Excerpted records
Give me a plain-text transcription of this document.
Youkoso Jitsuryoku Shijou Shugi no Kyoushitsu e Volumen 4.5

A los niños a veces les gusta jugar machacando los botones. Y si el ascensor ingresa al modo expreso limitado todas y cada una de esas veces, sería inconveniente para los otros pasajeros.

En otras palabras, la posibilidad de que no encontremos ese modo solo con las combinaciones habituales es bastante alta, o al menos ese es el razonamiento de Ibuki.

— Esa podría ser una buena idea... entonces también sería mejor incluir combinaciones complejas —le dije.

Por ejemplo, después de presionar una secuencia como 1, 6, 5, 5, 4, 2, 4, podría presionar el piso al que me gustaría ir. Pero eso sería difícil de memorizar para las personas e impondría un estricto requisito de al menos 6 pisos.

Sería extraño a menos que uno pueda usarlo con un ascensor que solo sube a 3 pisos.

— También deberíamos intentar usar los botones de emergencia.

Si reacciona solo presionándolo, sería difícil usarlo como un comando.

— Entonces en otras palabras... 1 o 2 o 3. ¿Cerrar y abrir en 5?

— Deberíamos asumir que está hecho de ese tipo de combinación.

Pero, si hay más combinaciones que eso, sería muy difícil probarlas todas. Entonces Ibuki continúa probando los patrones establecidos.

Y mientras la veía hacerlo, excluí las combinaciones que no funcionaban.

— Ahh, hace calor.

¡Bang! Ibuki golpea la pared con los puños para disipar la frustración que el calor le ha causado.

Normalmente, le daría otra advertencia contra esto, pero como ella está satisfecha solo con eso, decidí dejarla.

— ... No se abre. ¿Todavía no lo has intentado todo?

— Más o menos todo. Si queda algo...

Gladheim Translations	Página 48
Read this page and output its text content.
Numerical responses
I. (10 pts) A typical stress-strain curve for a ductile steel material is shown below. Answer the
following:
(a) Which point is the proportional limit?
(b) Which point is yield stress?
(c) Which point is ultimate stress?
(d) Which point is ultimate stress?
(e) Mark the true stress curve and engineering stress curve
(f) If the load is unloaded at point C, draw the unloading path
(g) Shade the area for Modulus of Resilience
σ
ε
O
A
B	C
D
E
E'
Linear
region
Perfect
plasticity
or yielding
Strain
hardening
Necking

What is asked
Transcribe every entry verbatim.

Answer below
Give me a plain-text transcription of this document.
Youkoso Jitsuryoku Shijou Shugi no Kyoushitsu e Volumen 4.5

A los niños a veces les gusta jugar machacando los botones. Y si el ascensor ingresa al modo expreso limitado todas y cada una de esas veces, sería inconveniente para los otros pasajeros.

En otras palabras, la posibilidad de que no encontremos ese modo solo con las combinaciones habituales es bastante alta, o al menos ese es el razonamiento de Ibuki.

— Esa podría ser una buena idea... entonces también sería mejor incluir combinaciones complejas —le dije.

Por ejemplo, después de presionar una secuencia como 1, 6, 5, 5, 4, 2, 4, podría presionar el piso al que me gustaría ir. Pero eso sería difícil de memorizar para las personas e impondría un estricto requisito de al menos 6 pisos.

Sería extraño a menos que uno pueda usarlo con un ascensor que solo sube a 3 pisos.

— También deberíamos intentar usar los botones de emergencia.

Si reacciona solo presionándolo, sería difícil usarlo como un comando.

— Entonces en otras palabras... 1 o 2 o 3. ¿Cerrar y abrir en 5?

— Deberíamos asumir que está hecho de ese tipo de combinación.

Pero, si hay más combinaciones que eso, sería muy difícil probarlas todas. Entonces Ibuki continúa probando los patrones establecidos.

Y mientras la veía hacerlo, excluí las combinaciones que no funcionaban.

— Ahh, hace calor.

¡Bang! Ibuki golpea la pared con los puños para disipar la frustración que el calor le ha causado.

Normalmente, le daría otra advertencia contra esto, pero como ella está satisfecha solo con eso, decidí dejarla.

— ... No se abre. ¿Todavía no lo has intentado todo?

— Más o menos todo. Si queda algo...

Gladheim Translations	Página 48
Read this page and output its text content.
Numerical responses
I. (10 pts) A typical stress-strain curve for a ductile steel material is shown below. Answer the
following:
(a) Which point is the proportional limit?
(b) Which point is yield stress?
(c) Which point is ultimate stress?
(d) Which point is ultimate stress?
(e) Mark the true stress curve and engineering stress curve
(f) If the load is unloaded at point C, draw the unloading path
(g) Shade the area for Modulus of Resilience
σ
ε
O
A
B	C
D
E
E'
Linear
region
Perfect
plasticity
or yielding
Strain
hardening
Necking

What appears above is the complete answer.